*Exercise requirements*.
Leave out any pictures and transcribe all other data below exactly.

[Saved data entries]
#####

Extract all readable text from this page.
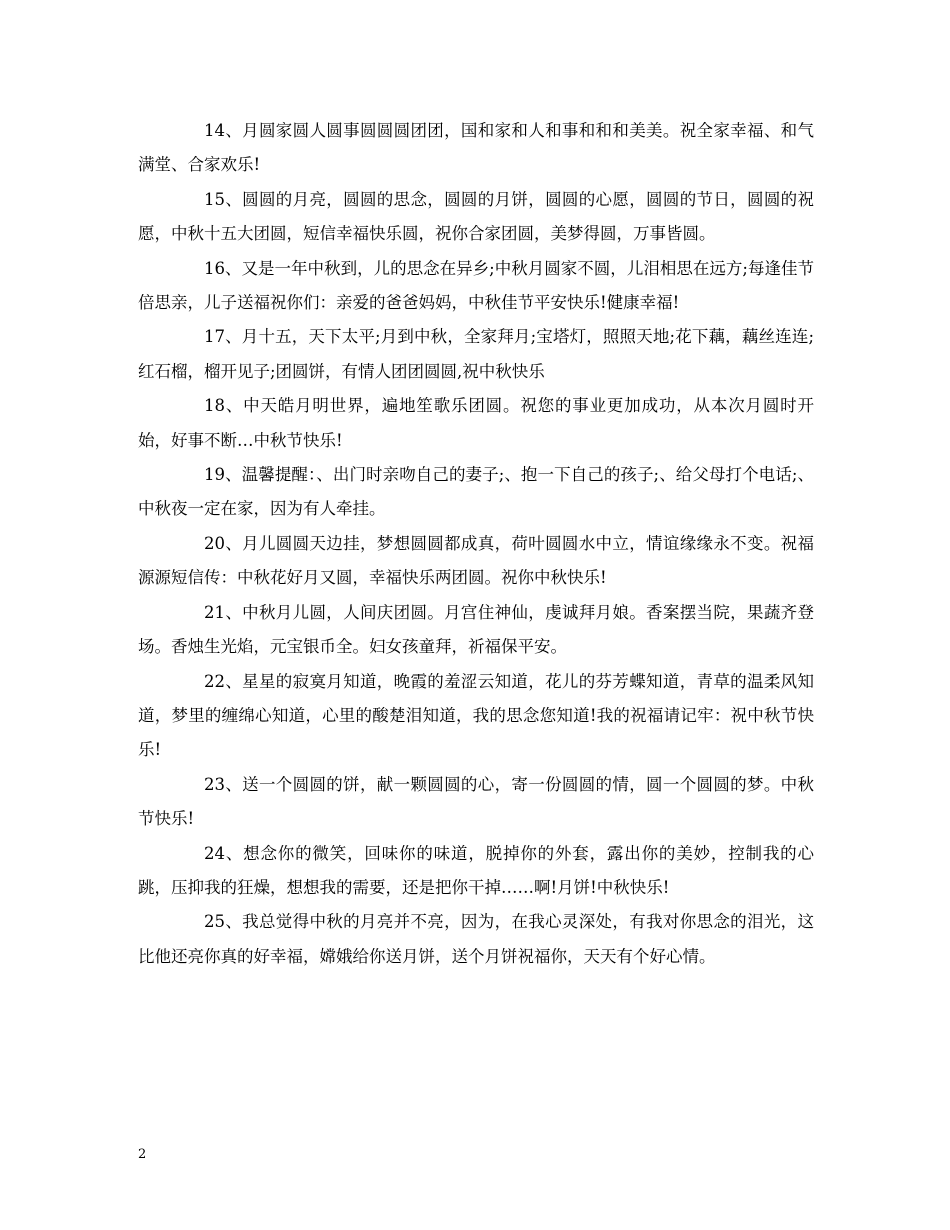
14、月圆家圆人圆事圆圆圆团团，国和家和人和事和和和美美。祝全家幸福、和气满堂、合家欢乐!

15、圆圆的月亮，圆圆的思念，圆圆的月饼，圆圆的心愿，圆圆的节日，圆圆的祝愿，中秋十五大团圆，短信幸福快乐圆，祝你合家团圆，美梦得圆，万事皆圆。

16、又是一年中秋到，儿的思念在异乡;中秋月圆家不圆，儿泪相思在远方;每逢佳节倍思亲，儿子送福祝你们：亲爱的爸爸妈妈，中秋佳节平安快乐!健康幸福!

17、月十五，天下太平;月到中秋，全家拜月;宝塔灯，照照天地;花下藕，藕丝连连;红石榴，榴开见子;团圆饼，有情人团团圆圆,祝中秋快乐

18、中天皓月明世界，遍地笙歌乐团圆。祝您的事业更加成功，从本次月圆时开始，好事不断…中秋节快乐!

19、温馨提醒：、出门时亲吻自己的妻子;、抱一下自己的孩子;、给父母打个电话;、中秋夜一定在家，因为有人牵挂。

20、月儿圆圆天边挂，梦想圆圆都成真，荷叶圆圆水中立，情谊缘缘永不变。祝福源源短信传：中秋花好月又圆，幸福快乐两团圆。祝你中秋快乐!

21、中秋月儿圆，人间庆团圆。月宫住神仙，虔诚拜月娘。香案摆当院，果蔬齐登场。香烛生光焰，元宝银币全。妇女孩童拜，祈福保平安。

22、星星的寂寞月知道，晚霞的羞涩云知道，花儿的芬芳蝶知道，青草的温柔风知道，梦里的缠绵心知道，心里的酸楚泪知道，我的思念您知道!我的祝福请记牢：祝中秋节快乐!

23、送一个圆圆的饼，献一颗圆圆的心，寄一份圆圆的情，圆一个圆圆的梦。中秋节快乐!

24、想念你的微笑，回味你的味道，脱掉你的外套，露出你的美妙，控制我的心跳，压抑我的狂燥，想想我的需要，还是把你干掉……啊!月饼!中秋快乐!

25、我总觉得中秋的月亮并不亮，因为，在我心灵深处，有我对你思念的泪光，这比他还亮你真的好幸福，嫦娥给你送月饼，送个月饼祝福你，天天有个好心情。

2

#####

*Completed task*.
Extract all readable text from this page.
14、月圆家圆人圆事圆圆圆团团，国和家和人和事和和和美美。祝全家幸福、和气满堂、合家欢乐!

15、圆圆的月亮，圆圆的思念，圆圆的月饼，圆圆的心愿，圆圆的节日，圆圆的祝愿，中秋十五大团圆，短信幸福快乐圆，祝你合家团圆，美梦得圆，万事皆圆。

16、又是一年中秋到，儿的思念在异乡;中秋月圆家不圆，儿泪相思在远方;每逢佳节倍思亲，儿子送福祝你们：亲爱的爸爸妈妈，中秋佳节平安快乐!健康幸福!

17、月十五，天下太平;月到中秋，全家拜月;宝塔灯，照照天地;花下藕，藕丝连连;红石榴，榴开见子;团圆饼，有情人团团圆圆,祝中秋快乐

18、中天皓月明世界，遍地笙歌乐团圆。祝您的事业更加成功，从本次月圆时开始，好事不断…中秋节快乐!

19、温馨提醒：、出门时亲吻自己的妻子;、抱一下自己的孩子;、给父母打个电话;、中秋夜一定在家，因为有人牵挂。

20、月儿圆圆天边挂，梦想圆圆都成真，荷叶圆圆水中立，情谊缘缘永不变。祝福源源短信传：中秋花好月又圆，幸福快乐两团圆。祝你中秋快乐!

21、中秋月儿圆，人间庆团圆。月宫住神仙，虔诚拜月娘。香案摆当院，果蔬齐登场。香烛生光焰，元宝银币全。妇女孩童拜，祈福保平安。

22、星星的寂寞月知道，晚霞的羞涩云知道，花儿的芬芳蝶知道，青草的温柔风知道，梦里的缠绵心知道，心里的酸楚泪知道，我的思念您知道!我的祝福请记牢：祝中秋节快乐!

23、送一个圆圆的饼，献一颗圆圆的心，寄一份圆圆的情，圆一个圆圆的梦。中秋节快乐!

24、想念你的微笑，回味你的味道，脱掉你的外套，露出你的美妙，控制我的心跳，压抑我的狂燥，想想我的需要，还是把你干掉……啊!月饼!中秋快乐!

25、我总觉得中秋的月亮并不亮，因为，在我心灵深处，有我对你思念的泪光，这比他还亮你真的好幸福，嫦娥给你送月饼，送个月饼祝福你，天天有个好心情。

2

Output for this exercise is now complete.